Prompt
Write out the lines from the start of the material through the line containing "The line 18 is at (245, 142).", inclusive, leaving the pictures out.

[Stored data entries]
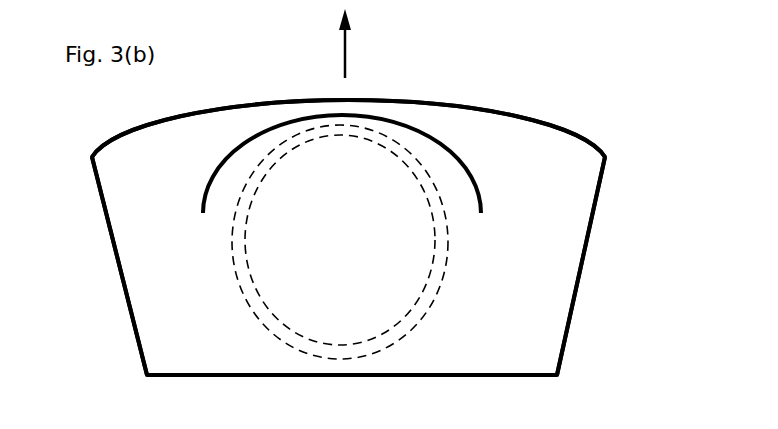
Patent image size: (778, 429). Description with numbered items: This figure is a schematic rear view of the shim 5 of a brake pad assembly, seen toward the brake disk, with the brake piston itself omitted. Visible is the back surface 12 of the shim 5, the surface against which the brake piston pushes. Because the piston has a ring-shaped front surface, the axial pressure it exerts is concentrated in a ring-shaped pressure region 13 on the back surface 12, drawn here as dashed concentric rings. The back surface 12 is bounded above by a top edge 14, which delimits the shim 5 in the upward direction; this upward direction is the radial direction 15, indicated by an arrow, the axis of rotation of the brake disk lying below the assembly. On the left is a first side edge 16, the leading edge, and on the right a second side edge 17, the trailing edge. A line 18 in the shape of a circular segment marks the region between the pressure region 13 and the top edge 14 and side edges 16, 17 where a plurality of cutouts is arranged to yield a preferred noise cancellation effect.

The shim 5 is at (394, 240).
The back surface 12 is at (553, 295).
The pressure region 13 is at (293, 143).
The top edge 14 is at (388, 99).
The radial direction 15 is at (345, 62).
The first side edge 16 is at (110, 227).
The second side edge 17 is at (590, 232).
The line 18 is at (245, 142).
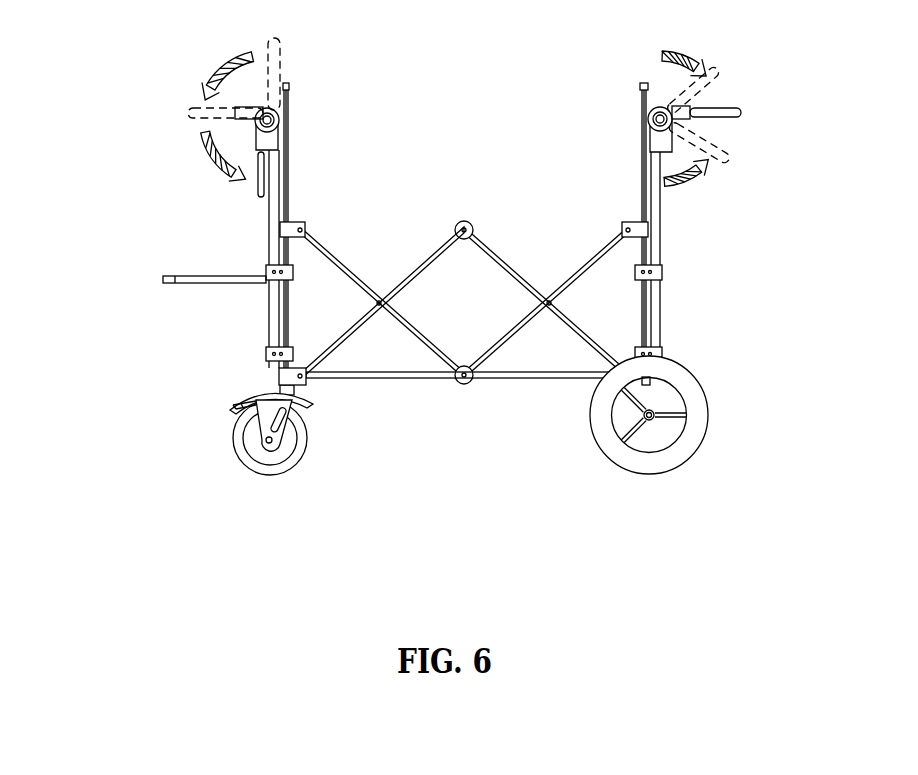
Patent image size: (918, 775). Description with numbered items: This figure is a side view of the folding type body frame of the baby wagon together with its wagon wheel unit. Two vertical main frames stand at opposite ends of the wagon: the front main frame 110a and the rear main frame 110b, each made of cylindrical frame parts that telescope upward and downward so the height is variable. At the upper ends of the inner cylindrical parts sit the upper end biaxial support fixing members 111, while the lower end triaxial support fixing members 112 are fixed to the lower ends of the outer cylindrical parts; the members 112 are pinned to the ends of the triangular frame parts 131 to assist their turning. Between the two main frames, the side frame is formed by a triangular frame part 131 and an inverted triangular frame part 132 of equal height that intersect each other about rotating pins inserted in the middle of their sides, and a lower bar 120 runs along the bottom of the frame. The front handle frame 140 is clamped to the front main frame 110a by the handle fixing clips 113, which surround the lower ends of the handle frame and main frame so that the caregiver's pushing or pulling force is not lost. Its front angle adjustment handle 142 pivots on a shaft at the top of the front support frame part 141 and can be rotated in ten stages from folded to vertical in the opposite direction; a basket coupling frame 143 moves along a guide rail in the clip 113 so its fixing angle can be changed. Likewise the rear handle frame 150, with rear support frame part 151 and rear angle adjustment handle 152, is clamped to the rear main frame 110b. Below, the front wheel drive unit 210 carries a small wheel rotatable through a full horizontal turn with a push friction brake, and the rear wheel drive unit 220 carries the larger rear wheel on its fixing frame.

The front main frame 110a is at (287, 303).
The rear main frame 110b is at (642, 335).
The upper end biaxial support fixing member 111 is at (283, 224).
The lower end triaxial support fixing member 112 is at (290, 375).
The handle fixing clip 113 is at (268, 273).
The bottom frame bar 120 is at (390, 375).
The triangular frame part 131 is at (498, 255).
The inverted triangular frame part 132 is at (508, 340).
The front handle frame 140 is at (154, 160).
The front support frame part 141 is at (272, 207).
The front angle adjustment handle 142 is at (262, 167).
The basket coupling frame 143 is at (218, 278).
The rear handle frame 150 is at (757, 180).
The rear support frame part 151 is at (653, 242).
The rear angle adjustment handle 152 is at (708, 113).
The front wheel drive unit 210 is at (258, 450).
The rear wheel drive unit 220 is at (645, 463).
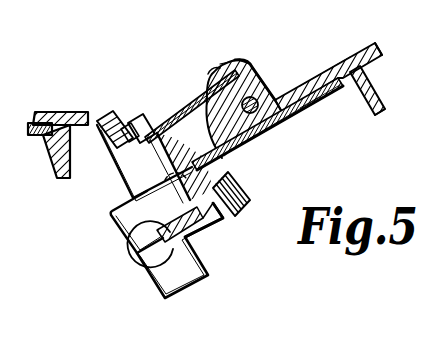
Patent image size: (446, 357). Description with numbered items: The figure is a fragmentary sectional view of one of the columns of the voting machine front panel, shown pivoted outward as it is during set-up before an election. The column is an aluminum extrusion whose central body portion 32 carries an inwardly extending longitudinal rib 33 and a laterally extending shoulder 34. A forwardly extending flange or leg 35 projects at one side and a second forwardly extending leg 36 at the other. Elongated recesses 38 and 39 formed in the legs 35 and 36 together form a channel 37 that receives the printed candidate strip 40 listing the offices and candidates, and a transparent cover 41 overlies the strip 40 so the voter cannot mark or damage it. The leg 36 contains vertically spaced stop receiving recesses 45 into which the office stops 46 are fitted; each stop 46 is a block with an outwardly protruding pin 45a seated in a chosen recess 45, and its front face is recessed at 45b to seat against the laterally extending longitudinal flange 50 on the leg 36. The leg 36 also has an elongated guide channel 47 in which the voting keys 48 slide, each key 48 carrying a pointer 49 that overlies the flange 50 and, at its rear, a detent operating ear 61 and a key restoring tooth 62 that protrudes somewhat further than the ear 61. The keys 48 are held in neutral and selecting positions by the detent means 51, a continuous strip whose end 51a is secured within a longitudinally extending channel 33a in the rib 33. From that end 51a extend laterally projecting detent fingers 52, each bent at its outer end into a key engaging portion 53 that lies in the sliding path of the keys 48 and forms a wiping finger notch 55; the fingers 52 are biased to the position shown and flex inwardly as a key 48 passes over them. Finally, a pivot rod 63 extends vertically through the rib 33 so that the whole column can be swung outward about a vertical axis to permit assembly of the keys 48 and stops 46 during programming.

The central body portion 32 is at (50, 110).
The longitudinal rib 33 is at (262, 64).
The channel 33a is at (238, 58).
The shoulder 34 is at (374, 28).
The flange or leg 35 is at (372, 80).
The second leg 36 is at (187, 154).
The channel 37 is at (333, 72).
The recess 38 is at (355, 100).
The recess 39 is at (214, 164).
The candidate strip 40 is at (275, 122).
The transparent cover 41 is at (322, 102).
The stop receiving recesses 45 is at (167, 181).
The pin 45a is at (192, 238).
The recess 45b is at (133, 238).
The office stop 46 is at (124, 207).
The guide channel 47 is at (216, 238).
The voting key 48 is at (208, 263).
The pointer 49 is at (240, 188).
The flange 50 is at (151, 273).
The detent means 51 is at (173, 116).
The end 51a is at (214, 68).
The detent finger 52 is at (191, 104).
The key engaging portion 53 is at (135, 126).
The wiping finger notch 55 is at (126, 130).
The detent operating ear 61 is at (113, 152).
The key restoring tooth 62 is at (103, 118).
The pivot rod 63 is at (255, 70).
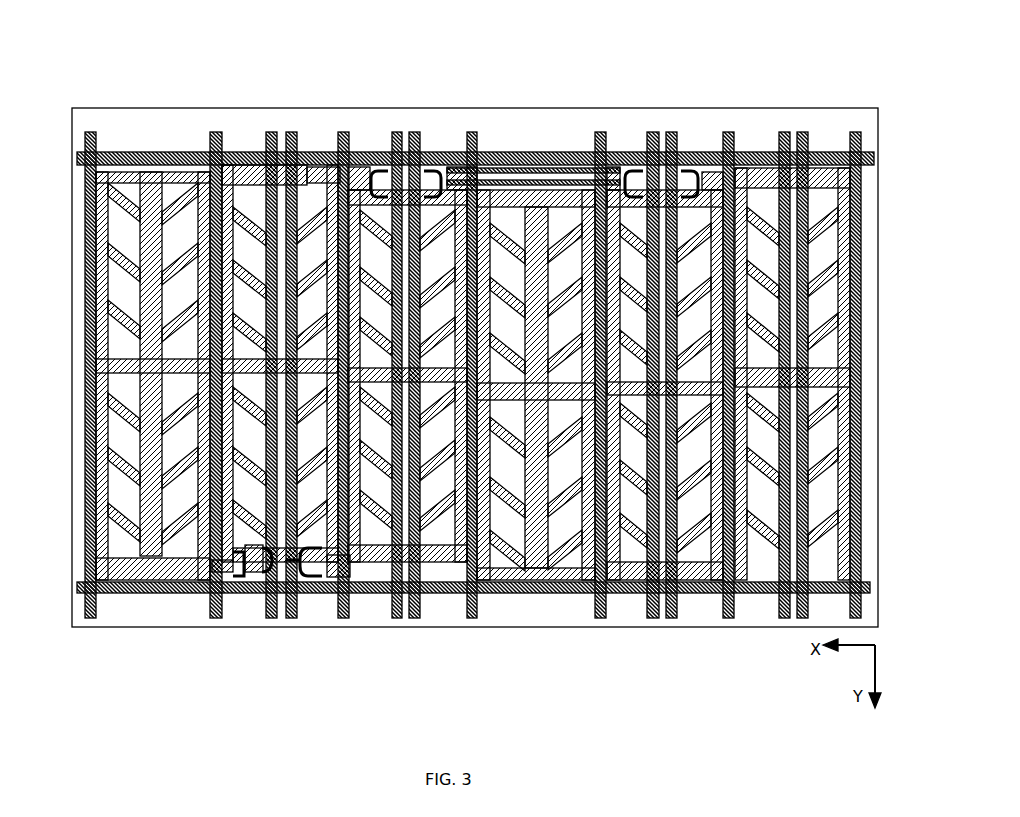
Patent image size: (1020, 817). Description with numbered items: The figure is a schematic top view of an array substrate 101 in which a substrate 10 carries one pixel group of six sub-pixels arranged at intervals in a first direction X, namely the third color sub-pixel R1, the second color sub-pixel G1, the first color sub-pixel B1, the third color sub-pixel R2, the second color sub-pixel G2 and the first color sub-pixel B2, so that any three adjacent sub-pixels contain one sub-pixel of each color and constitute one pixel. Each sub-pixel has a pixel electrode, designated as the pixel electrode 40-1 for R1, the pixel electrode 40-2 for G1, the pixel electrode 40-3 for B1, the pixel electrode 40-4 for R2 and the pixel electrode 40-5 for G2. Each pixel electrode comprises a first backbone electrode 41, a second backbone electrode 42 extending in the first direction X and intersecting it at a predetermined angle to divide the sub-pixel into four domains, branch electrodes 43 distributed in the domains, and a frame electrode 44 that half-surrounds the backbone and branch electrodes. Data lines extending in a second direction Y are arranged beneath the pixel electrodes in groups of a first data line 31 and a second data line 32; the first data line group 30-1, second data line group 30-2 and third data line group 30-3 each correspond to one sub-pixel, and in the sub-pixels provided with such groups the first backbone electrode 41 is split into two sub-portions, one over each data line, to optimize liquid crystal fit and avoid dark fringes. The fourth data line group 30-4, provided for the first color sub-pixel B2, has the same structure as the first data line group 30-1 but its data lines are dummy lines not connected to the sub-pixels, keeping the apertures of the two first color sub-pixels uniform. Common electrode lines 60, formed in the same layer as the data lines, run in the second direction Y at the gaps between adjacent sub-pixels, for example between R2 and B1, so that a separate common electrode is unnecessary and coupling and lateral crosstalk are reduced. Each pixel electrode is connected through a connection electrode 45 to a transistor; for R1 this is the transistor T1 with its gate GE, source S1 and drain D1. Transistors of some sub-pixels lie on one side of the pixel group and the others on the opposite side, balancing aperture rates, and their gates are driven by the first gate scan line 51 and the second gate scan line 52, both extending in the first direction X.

Solution
Patent image size: (778, 429). Description with numbered items: This figure is a schematic rear view of the shim 5 of a brake pad assembly, seen toward the brake disk, with the brake piston itself omitted. Visible is the back surface 12 of the shim 5, the surface against which the brake piston pushes. Because the piston has a ring-shaped front surface, the axial pressure it exerts is concentrated in a ring-shaped pressure region 13 on the back surface 12, drawn here as dashed concentric rings. The back surface 12 is bounded above by a top edge 14, which delimits the shim 5 in the upward direction; this upward direction is the radial direction 15, indicated by an arrow, the axis of rotation of the brake disk lying below the assembly. On the left is a first side edge 16, the leading edge, and on the right a second side edge 17, the trailing edge. A line 18 in the shape of a circular segment marks the region between the pressure region 13 and the top edge 14 and side edges 16, 17 where a plurality of cutouts is arranged to yield a preferred noise cancellation effect.

The shim 5 is at (394, 240).
The back surface 12 is at (553, 295).
The pressure region 13 is at (293, 143).
The top edge 14 is at (388, 99).
The radial direction 15 is at (345, 62).
The first side edge 16 is at (110, 227).
The second side edge 17 is at (590, 232).
The line 18 is at (245, 142).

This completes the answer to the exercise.